- Provided records -
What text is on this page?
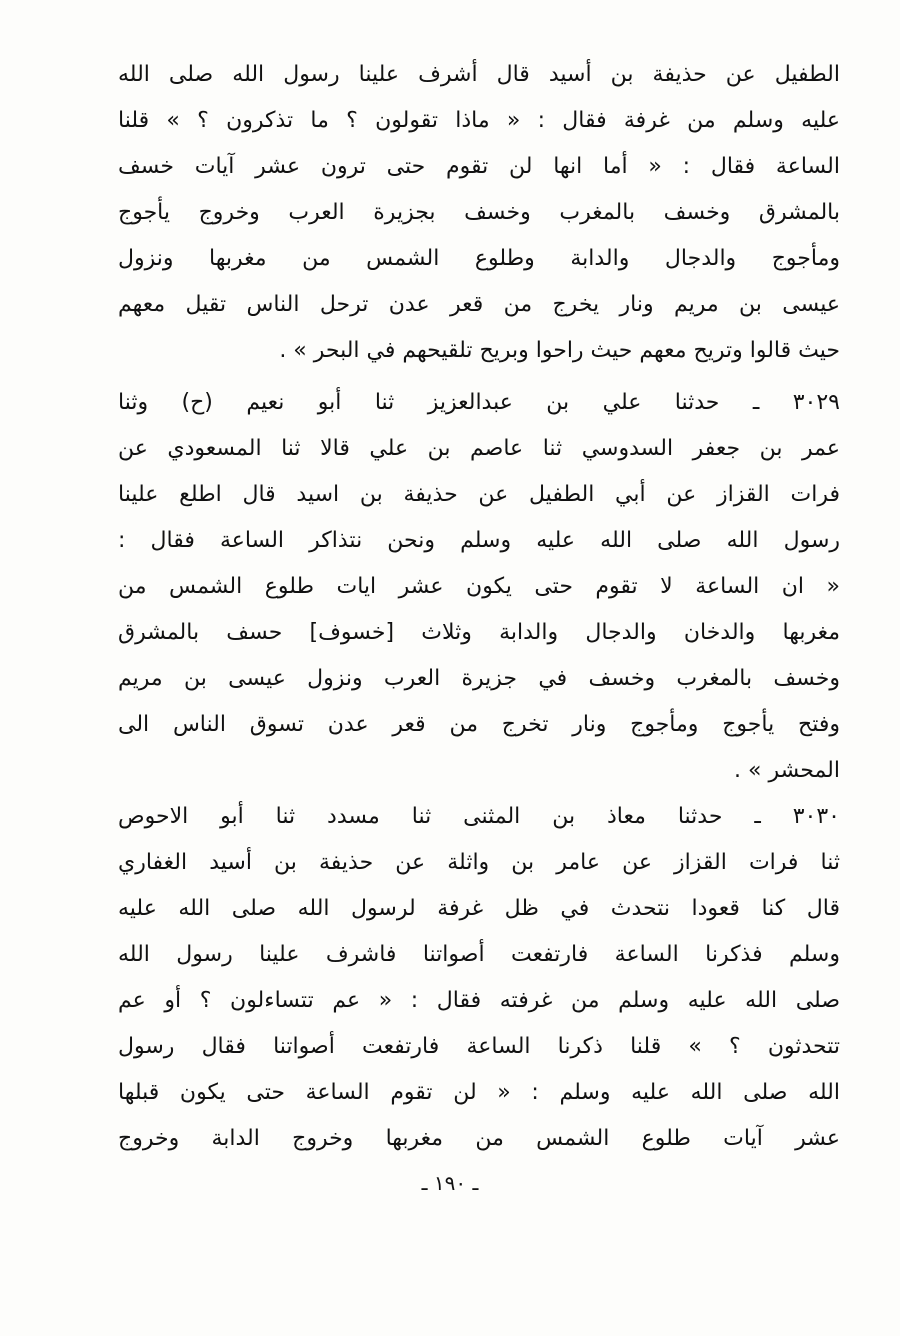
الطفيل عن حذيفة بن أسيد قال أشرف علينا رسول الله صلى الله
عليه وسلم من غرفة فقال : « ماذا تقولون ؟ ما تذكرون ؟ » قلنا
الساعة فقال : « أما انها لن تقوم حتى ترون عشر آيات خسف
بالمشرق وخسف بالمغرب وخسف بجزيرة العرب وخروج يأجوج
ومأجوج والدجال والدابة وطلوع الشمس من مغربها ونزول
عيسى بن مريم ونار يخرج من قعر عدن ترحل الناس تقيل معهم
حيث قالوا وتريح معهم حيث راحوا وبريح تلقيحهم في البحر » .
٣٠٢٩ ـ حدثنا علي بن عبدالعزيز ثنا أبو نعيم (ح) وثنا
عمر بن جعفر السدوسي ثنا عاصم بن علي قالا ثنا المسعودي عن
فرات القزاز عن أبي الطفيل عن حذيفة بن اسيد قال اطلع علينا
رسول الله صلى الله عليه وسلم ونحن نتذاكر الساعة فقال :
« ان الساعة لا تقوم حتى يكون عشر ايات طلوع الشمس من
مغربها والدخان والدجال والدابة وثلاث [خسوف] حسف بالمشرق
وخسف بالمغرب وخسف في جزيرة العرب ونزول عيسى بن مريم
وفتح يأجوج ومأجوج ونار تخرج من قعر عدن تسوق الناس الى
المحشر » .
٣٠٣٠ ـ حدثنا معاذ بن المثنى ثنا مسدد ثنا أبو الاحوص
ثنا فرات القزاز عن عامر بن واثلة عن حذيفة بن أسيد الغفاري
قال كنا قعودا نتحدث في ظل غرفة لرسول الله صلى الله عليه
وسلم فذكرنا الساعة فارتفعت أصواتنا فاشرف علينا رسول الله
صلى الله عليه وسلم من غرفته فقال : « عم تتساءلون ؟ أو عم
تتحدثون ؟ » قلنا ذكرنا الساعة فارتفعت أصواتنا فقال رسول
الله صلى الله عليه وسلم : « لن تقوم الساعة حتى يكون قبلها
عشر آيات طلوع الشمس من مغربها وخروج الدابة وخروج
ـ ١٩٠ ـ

--

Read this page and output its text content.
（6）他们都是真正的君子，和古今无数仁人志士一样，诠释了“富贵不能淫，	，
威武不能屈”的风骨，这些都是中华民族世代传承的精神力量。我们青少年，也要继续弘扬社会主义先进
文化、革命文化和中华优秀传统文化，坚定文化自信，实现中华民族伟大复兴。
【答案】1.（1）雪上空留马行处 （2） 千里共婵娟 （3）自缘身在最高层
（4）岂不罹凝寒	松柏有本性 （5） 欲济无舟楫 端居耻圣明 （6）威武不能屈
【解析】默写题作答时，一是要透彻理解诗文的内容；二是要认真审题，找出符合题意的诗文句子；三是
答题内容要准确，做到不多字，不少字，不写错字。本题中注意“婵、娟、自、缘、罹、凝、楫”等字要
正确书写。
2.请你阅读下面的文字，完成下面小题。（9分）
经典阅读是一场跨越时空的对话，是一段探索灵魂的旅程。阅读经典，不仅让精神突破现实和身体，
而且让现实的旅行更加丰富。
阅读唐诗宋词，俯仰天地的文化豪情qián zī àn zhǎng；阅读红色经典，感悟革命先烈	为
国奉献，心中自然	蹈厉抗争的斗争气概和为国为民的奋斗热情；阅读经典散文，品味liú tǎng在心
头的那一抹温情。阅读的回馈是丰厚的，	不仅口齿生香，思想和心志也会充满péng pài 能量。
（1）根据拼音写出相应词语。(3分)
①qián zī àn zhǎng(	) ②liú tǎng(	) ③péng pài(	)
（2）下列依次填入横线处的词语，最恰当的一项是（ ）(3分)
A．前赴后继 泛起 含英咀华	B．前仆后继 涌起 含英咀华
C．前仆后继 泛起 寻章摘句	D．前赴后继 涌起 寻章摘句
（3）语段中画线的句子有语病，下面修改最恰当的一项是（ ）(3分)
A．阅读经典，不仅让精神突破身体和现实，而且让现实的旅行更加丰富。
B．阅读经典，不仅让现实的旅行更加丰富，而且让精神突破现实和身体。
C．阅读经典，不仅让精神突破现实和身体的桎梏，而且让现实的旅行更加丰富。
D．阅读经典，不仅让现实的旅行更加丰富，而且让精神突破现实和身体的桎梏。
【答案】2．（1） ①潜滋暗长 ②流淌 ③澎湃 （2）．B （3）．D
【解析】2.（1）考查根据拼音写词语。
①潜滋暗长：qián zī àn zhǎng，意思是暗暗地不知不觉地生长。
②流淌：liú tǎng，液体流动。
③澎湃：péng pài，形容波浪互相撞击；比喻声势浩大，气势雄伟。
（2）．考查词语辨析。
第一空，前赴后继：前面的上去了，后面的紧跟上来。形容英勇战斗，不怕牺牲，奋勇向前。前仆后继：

- Exercise -
Report how many lines in this data include the string "أسيد", and nothing else.

- The solution -
2